-- Goal --
Reading down the listing below, count the lines where the word "help" shows up, then give only that count.

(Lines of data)
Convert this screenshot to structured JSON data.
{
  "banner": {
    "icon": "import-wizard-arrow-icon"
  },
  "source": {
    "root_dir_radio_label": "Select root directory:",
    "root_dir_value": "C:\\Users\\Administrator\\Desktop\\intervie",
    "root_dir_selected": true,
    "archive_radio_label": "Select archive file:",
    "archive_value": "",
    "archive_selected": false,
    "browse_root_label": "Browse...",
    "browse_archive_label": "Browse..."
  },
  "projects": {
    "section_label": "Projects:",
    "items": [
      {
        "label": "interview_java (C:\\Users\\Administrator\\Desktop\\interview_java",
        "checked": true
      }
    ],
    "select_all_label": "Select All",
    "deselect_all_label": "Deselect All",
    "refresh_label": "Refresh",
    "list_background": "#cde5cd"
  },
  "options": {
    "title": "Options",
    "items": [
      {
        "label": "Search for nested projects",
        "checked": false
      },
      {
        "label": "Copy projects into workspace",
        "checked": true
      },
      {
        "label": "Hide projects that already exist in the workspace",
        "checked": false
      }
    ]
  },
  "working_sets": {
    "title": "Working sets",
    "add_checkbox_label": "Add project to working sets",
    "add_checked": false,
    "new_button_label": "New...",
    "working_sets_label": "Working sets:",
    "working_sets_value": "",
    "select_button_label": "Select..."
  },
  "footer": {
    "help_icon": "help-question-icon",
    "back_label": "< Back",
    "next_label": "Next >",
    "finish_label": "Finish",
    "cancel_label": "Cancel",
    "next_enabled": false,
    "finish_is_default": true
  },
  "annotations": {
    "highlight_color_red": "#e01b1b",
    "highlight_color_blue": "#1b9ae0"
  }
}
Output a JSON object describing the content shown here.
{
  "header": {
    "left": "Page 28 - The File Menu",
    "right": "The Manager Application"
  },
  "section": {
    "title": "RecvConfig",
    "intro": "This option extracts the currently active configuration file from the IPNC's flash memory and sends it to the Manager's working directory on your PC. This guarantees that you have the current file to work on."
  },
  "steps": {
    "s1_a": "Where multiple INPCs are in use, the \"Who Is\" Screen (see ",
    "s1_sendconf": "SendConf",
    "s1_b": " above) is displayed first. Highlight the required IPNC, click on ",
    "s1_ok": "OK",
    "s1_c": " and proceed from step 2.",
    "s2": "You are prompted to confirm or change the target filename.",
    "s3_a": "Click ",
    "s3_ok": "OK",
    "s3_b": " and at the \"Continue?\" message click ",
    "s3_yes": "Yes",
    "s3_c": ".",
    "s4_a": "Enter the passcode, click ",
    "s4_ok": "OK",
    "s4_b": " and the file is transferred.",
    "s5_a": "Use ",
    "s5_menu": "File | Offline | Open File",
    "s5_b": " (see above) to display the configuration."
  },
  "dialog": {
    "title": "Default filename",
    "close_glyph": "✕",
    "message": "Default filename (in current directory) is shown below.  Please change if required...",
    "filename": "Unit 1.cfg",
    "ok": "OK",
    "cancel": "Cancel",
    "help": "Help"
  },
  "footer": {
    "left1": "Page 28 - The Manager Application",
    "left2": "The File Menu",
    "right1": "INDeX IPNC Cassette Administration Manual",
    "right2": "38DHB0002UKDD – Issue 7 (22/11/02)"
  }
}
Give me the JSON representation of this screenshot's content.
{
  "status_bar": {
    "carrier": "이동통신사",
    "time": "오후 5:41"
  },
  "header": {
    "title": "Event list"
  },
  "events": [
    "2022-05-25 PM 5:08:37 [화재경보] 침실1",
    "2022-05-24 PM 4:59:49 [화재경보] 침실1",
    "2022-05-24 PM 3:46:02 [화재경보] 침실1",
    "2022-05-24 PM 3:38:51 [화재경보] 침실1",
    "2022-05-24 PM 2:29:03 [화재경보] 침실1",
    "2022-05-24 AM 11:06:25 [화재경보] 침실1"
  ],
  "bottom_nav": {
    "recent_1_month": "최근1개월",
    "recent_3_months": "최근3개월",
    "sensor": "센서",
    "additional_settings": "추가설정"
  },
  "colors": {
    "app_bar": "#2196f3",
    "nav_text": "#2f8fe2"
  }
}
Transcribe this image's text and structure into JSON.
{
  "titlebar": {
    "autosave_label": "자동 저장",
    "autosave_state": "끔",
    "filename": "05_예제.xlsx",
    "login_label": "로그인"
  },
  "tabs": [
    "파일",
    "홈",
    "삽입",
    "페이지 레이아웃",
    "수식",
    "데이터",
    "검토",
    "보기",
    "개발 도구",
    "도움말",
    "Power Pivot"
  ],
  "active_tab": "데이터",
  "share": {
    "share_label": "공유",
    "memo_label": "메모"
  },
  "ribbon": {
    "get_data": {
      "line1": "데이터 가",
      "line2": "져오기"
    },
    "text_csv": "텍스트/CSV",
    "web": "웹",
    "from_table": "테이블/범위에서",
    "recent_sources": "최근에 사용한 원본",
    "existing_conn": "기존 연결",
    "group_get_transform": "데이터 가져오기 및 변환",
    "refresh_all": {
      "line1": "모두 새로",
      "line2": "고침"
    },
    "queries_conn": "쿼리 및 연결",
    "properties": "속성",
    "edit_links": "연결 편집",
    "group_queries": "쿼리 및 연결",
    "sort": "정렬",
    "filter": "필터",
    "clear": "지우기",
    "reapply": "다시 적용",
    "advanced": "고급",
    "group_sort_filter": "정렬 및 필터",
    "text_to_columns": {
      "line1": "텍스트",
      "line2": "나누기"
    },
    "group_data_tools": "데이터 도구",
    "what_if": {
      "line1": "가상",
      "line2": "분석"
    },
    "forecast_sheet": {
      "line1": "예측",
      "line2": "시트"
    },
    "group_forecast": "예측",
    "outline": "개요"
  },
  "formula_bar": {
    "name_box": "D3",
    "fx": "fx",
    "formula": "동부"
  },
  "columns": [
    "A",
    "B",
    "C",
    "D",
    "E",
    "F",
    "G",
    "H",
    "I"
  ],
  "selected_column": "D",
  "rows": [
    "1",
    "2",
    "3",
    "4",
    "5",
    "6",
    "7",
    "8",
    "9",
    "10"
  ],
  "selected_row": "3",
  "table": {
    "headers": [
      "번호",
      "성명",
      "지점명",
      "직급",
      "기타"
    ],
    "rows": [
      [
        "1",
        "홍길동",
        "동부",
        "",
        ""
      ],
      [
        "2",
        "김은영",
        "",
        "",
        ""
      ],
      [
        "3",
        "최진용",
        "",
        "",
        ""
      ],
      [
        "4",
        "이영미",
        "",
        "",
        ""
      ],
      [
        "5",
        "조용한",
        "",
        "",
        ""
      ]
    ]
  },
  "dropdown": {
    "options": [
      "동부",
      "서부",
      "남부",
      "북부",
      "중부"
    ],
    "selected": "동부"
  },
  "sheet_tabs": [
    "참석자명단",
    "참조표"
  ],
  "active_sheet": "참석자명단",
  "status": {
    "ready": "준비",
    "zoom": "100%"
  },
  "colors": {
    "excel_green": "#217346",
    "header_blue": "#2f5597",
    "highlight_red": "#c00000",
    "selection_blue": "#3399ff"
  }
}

-- Response --
2